Gather up every line from the entries below that uses the word "title".

****

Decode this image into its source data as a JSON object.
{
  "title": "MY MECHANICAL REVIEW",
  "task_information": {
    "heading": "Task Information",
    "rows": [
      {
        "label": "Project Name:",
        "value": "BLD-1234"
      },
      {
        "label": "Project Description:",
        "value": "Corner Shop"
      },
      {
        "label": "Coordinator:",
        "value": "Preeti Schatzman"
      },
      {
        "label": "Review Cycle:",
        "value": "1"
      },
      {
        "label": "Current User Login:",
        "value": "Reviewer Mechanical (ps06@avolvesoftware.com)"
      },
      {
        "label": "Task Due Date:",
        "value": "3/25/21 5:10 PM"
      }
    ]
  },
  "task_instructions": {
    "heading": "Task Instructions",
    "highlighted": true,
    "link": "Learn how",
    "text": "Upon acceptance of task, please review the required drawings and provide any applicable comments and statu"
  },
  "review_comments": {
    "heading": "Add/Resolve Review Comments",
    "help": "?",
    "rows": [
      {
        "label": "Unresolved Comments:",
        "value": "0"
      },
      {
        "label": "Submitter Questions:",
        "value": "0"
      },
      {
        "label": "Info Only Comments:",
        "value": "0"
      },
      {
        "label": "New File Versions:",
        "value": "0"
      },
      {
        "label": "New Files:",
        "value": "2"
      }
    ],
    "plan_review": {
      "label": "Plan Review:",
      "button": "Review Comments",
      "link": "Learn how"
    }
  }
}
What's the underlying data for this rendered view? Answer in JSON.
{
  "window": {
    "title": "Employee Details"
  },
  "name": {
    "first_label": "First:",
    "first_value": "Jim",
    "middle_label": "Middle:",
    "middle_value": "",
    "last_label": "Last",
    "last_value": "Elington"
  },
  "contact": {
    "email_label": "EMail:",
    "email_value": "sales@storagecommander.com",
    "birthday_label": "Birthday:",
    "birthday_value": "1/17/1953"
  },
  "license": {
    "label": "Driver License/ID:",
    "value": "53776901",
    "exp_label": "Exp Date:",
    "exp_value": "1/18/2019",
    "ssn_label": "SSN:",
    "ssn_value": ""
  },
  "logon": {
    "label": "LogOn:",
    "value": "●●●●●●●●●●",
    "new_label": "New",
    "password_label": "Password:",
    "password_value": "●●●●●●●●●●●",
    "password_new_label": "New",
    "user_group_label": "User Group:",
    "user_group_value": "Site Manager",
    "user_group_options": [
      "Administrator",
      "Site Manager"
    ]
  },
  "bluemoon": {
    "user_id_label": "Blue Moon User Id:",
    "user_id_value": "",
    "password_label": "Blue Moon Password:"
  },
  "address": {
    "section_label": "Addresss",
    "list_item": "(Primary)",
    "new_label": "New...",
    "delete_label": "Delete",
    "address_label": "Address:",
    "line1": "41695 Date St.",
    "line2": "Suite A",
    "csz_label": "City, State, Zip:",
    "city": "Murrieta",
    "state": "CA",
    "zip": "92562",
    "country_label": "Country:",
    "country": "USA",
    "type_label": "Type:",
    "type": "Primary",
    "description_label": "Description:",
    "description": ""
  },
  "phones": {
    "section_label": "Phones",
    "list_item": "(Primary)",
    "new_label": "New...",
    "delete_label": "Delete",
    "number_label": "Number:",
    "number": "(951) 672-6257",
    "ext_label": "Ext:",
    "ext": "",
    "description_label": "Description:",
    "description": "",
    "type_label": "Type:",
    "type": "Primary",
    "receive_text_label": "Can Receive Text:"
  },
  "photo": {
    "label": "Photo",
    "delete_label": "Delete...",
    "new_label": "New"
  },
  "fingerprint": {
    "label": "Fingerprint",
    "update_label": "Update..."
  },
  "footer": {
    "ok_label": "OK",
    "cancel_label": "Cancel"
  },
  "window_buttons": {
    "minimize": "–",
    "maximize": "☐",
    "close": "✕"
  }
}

****

CORRECT ANSWER:
  "title": "MY MECHANICAL REVIEW",
    "title": "Employee Details"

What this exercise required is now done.